- **TASK GOAL**: Drop the pictures, then extract the listing word for word.

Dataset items
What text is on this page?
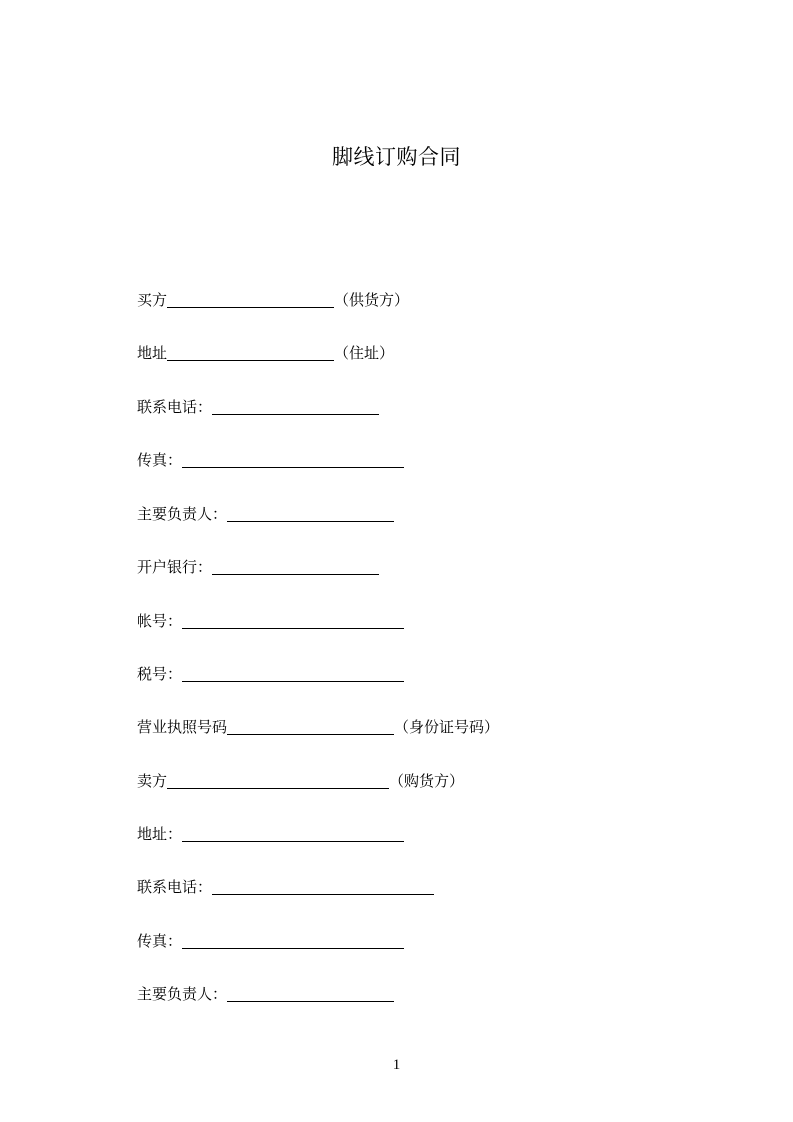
脚线订购合同
买方	（供货方）
地址	（住址）
联系电话：
传真：
主要负责人：
开户银行：
帐号：
税号：
营业执照号码	（身份证号码）
卖方	（购货方）
地址：
联系电话：
传真：
主要负责人：
1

- **EXERCISE RESULT**:
What text is on this page?
脚线订购合同
买方	（供货方）
地址	（住址）
联系电话：
传真：
主要负责人：
开户银行：
帐号：
税号：
营业执照号码	（身份证号码）
卖方	（购货方）
地址：
联系电话：
传真：
主要负责人：
1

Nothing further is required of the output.